Copy all of the records below verbatim.

--------------------------------------------------

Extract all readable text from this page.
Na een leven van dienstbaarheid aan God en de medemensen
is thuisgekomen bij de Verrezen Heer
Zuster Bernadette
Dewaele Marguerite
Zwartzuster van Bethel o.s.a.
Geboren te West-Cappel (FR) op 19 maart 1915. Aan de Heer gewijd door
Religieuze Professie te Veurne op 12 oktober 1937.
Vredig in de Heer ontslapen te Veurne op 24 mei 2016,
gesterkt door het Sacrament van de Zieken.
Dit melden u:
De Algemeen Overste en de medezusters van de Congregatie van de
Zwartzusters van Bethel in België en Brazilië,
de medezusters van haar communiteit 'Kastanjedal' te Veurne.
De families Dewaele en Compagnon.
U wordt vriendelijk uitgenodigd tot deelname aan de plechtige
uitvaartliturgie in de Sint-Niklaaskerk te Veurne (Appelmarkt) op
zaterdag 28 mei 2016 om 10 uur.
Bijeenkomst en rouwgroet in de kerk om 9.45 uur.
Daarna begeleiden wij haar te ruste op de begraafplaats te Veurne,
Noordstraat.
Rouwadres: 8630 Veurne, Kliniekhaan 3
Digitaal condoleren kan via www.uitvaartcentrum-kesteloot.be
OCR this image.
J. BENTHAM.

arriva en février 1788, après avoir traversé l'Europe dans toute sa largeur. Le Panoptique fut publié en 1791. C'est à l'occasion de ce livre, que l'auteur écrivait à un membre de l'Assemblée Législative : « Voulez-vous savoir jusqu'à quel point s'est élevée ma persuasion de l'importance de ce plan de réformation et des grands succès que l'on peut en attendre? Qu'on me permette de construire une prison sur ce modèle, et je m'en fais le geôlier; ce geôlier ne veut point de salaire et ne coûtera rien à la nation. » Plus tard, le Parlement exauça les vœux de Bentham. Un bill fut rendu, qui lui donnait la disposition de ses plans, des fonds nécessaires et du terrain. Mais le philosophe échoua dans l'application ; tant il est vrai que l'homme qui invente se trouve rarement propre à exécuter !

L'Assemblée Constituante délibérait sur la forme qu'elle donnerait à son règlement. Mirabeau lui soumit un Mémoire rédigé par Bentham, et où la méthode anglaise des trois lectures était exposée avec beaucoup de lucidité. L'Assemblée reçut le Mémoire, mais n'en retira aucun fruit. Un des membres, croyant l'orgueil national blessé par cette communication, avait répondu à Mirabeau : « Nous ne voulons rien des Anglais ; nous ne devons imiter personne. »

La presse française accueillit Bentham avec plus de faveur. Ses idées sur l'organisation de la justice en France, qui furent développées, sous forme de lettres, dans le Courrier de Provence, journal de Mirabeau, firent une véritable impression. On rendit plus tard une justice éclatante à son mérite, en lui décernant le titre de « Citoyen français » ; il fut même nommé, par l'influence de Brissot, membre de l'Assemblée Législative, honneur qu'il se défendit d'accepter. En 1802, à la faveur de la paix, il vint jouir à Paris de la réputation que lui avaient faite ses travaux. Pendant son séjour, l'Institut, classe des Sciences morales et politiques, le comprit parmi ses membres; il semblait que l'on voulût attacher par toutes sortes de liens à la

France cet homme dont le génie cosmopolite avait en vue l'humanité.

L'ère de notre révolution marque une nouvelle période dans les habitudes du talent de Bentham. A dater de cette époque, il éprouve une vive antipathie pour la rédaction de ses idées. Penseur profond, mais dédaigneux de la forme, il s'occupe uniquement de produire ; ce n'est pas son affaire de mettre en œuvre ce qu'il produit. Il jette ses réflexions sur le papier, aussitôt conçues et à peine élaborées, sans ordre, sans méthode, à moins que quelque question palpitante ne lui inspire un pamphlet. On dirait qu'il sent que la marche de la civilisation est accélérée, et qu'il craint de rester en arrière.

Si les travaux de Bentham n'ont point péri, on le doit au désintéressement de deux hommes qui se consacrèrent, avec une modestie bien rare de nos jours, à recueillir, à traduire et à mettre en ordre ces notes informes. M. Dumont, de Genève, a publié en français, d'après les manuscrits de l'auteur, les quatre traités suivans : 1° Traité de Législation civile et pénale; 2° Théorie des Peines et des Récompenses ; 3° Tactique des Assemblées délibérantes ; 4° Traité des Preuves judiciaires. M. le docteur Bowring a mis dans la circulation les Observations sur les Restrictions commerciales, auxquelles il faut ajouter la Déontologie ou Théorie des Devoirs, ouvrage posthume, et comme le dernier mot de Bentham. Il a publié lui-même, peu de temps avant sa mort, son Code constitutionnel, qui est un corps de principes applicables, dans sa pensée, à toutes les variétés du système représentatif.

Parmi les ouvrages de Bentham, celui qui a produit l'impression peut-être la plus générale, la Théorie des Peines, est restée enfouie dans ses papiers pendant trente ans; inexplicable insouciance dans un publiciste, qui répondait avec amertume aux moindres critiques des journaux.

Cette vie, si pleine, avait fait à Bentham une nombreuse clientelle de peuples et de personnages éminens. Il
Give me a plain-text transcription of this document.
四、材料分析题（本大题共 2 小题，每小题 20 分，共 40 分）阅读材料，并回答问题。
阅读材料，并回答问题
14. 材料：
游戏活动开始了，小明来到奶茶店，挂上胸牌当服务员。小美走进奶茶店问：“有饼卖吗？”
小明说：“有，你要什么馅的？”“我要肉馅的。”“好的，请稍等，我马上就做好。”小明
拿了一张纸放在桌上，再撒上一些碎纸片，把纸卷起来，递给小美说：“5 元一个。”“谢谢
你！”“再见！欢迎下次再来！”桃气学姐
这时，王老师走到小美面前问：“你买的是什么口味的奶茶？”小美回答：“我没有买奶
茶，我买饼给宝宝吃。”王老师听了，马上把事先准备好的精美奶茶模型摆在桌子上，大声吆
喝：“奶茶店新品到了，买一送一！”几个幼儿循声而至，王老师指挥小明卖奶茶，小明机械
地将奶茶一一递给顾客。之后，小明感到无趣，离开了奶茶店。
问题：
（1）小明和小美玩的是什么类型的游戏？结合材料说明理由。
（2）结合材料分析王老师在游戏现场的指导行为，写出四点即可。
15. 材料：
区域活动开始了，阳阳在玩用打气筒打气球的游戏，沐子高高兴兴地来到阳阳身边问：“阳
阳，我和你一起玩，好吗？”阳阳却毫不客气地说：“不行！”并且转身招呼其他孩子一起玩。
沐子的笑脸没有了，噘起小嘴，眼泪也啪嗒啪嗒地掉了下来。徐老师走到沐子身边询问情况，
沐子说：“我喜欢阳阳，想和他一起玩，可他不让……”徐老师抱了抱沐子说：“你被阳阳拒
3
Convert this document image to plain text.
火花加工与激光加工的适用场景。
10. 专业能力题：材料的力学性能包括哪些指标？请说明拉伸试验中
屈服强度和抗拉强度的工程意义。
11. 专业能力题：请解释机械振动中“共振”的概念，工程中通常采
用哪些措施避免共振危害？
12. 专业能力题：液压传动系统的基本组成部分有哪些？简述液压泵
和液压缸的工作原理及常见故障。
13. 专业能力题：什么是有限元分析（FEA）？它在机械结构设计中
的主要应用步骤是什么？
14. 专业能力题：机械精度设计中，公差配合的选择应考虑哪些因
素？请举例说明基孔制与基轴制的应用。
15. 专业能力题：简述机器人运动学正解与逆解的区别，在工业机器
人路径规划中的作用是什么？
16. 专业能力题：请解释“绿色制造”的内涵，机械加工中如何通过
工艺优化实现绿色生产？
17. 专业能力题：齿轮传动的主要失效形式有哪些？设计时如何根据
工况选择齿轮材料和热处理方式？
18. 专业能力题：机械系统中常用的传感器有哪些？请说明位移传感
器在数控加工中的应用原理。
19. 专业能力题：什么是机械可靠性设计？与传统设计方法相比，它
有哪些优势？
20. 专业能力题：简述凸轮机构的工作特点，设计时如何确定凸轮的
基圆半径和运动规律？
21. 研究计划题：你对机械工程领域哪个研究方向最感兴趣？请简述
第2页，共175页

--------------------------------------------------

◆ Solution for this exercise:
Extract all readable text from this page.
Na een leven van dienstbaarheid aan God en de medemensen
is thuisgekomen bij de Verrezen Heer
Zuster Bernadette
Dewaele Marguerite
Zwartzuster van Bethel o.s.a.
Geboren te West-Cappel (FR) op 19 maart 1915. Aan de Heer gewijd door
Religieuze Professie te Veurne op 12 oktober 1937.
Vredig in de Heer ontslapen te Veurne op 24 mei 2016,
gesterkt door het Sacrament van de Zieken.
Dit melden u:
De Algemeen Overste en de medezusters van de Congregatie van de
Zwartzusters van Bethel in België en Brazilië,
de medezusters van haar communiteit 'Kastanjedal' te Veurne.
De families Dewaele en Compagnon.
U wordt vriendelijk uitgenodigd tot deelname aan de plechtige
uitvaartliturgie in de Sint-Niklaaskerk te Veurne (Appelmarkt) op
zaterdag 28 mei 2016 om 10 uur.
Bijeenkomst en rouwgroet in de kerk om 9.45 uur.
Daarna begeleiden wij haar te ruste op de begraafplaats te Veurne,
Noordstraat.
Rouwadres: 8630 Veurne, Kliniekhaan 3
Digitaal condoleren kan via www.uitvaartcentrum-kesteloot.be
OCR this image.
J. BENTHAM.

arriva en février 1788, après avoir traversé l'Europe dans toute sa largeur. Le Panoptique fut publié en 1791. C'est à l'occasion de ce livre, que l'auteur écrivait à un membre de l'Assemblée Législative : « Voulez-vous savoir jusqu'à quel point s'est élevée ma persuasion de l'importance de ce plan de réformation et des grands succès que l'on peut en attendre? Qu'on me permette de construire une prison sur ce modèle, et je m'en fais le geôlier; ce geôlier ne veut point de salaire et ne coûtera rien à la nation. » Plus tard, le Parlement exauça les vœux de Bentham. Un bill fut rendu, qui lui donnait la disposition de ses plans, des fonds nécessaires et du terrain. Mais le philosophe échoua dans l'application ; tant il est vrai que l'homme qui invente se trouve rarement propre à exécuter !

L'Assemblée Constituante délibérait sur la forme qu'elle donnerait à son règlement. Mirabeau lui soumit un Mémoire rédigé par Bentham, et où la méthode anglaise des trois lectures était exposée avec beaucoup de lucidité. L'Assemblée reçut le Mémoire, mais n'en retira aucun fruit. Un des membres, croyant l'orgueil national blessé par cette communication, avait répondu à Mirabeau : « Nous ne voulons rien des Anglais ; nous ne devons imiter personne. »

La presse française accueillit Bentham avec plus de faveur. Ses idées sur l'organisation de la justice en France, qui furent développées, sous forme de lettres, dans le Courrier de Provence, journal de Mirabeau, firent une véritable impression. On rendit plus tard une justice éclatante à son mérite, en lui décernant le titre de « Citoyen français » ; il fut même nommé, par l'influence de Brissot, membre de l'Assemblée Législative, honneur qu'il se défendit d'accepter. En 1802, à la faveur de la paix, il vint jouir à Paris de la réputation que lui avaient faite ses travaux. Pendant son séjour, l'Institut, classe des Sciences morales et politiques, le comprit parmi ses membres; il semblait que l'on voulût attacher par toutes sortes de liens à la

France cet homme dont le génie cosmopolite avait en vue l'humanité.

L'ère de notre révolution marque une nouvelle période dans les habitudes du talent de Bentham. A dater de cette époque, il éprouve une vive antipathie pour la rédaction de ses idées. Penseur profond, mais dédaigneux de la forme, il s'occupe uniquement de produire ; ce n'est pas son affaire de mettre en œuvre ce qu'il produit. Il jette ses réflexions sur le papier, aussitôt conçues et à peine élaborées, sans ordre, sans méthode, à moins que quelque question palpitante ne lui inspire un pamphlet. On dirait qu'il sent que la marche de la civilisation est accélérée, et qu'il craint de rester en arrière.

Si les travaux de Bentham n'ont point péri, on le doit au désintéressement de deux hommes qui se consacrèrent, avec une modestie bien rare de nos jours, à recueillir, à traduire et à mettre en ordre ces notes informes. M. Dumont, de Genève, a publié en français, d'après les manuscrits de l'auteur, les quatre traités suivans : 1° Traité de Législation civile et pénale; 2° Théorie des Peines et des Récompenses ; 3° Tactique des Assemblées délibérantes ; 4° Traité des Preuves judiciaires. M. le docteur Bowring a mis dans la circulation les Observations sur les Restrictions commerciales, auxquelles il faut ajouter la Déontologie ou Théorie des Devoirs, ouvrage posthume, et comme le dernier mot de Bentham. Il a publié lui-même, peu de temps avant sa mort, son Code constitutionnel, qui est un corps de principes applicables, dans sa pensée, à toutes les variétés du système représentatif.

Parmi les ouvrages de Bentham, celui qui a produit l'impression peut-être la plus générale, la Théorie des Peines, est restée enfouie dans ses papiers pendant trente ans; inexplicable insouciance dans un publiciste, qui répondait avec amertume aux moindres critiques des journaux.

Cette vie, si pleine, avait fait à Bentham une nombreuse clientelle de peuples et de personnages éminens. Il
Give me a plain-text transcription of this document.
四、材料分析题（本大题共 2 小题，每小题 20 分，共 40 分）阅读材料，并回答问题。
阅读材料，并回答问题
14. 材料：
游戏活动开始了，小明来到奶茶店，挂上胸牌当服务员。小美走进奶茶店问：“有饼卖吗？”
小明说：“有，你要什么馅的？”“我要肉馅的。”“好的，请稍等，我马上就做好。”小明
拿了一张纸放在桌上，再撒上一些碎纸片，把纸卷起来，递给小美说：“5 元一个。”“谢谢
你！”“再见！欢迎下次再来！”桃气学姐
这时，王老师走到小美面前问：“你买的是什么口味的奶茶？”小美回答：“我没有买奶
茶，我买饼给宝宝吃。”王老师听了，马上把事先准备好的精美奶茶模型摆在桌子上，大声吆
喝：“奶茶店新品到了，买一送一！”几个幼儿循声而至，王老师指挥小明卖奶茶，小明机械
地将奶茶一一递给顾客。之后，小明感到无趣，离开了奶茶店。
问题：
（1）小明和小美玩的是什么类型的游戏？结合材料说明理由。
（2）结合材料分析王老师在游戏现场的指导行为，写出四点即可。
15. 材料：
区域活动开始了，阳阳在玩用打气筒打气球的游戏，沐子高高兴兴地来到阳阳身边问：“阳
阳，我和你一起玩，好吗？”阳阳却毫不客气地说：“不行！”并且转身招呼其他孩子一起玩。
沐子的笑脸没有了，噘起小嘴，眼泪也啪嗒啪嗒地掉了下来。徐老师走到沐子身边询问情况，
沐子说：“我喜欢阳阳，想和他一起玩，可他不让……”徐老师抱了抱沐子说：“你被阳阳拒
3
Convert this document image to plain text.
火花加工与激光加工的适用场景。
10. 专业能力题：材料的力学性能包括哪些指标？请说明拉伸试验中
屈服强度和抗拉强度的工程意义。
11. 专业能力题：请解释机械振动中“共振”的概念，工程中通常采
用哪些措施避免共振危害？
12. 专业能力题：液压传动系统的基本组成部分有哪些？简述液压泵
和液压缸的工作原理及常见故障。
13. 专业能力题：什么是有限元分析（FEA）？它在机械结构设计中
的主要应用步骤是什么？
14. 专业能力题：机械精度设计中，公差配合的选择应考虑哪些因
素？请举例说明基孔制与基轴制的应用。
15. 专业能力题：简述机器人运动学正解与逆解的区别，在工业机器
人路径规划中的作用是什么？
16. 专业能力题：请解释“绿色制造”的内涵，机械加工中如何通过
工艺优化实现绿色生产？
17. 专业能力题：齿轮传动的主要失效形式有哪些？设计时如何根据
工况选择齿轮材料和热处理方式？
18. 专业能力题：机械系统中常用的传感器有哪些？请说明位移传感
器在数控加工中的应用原理。
19. 专业能力题：什么是机械可靠性设计？与传统设计方法相比，它
有哪些优势？
20. 专业能力题：简述凸轮机构的工作特点，设计时如何确定凸轮的
基圆半径和运动规律？
21. 研究计划题：你对机械工程领域哪个研究方向最感兴趣？请简述
第2页，共175页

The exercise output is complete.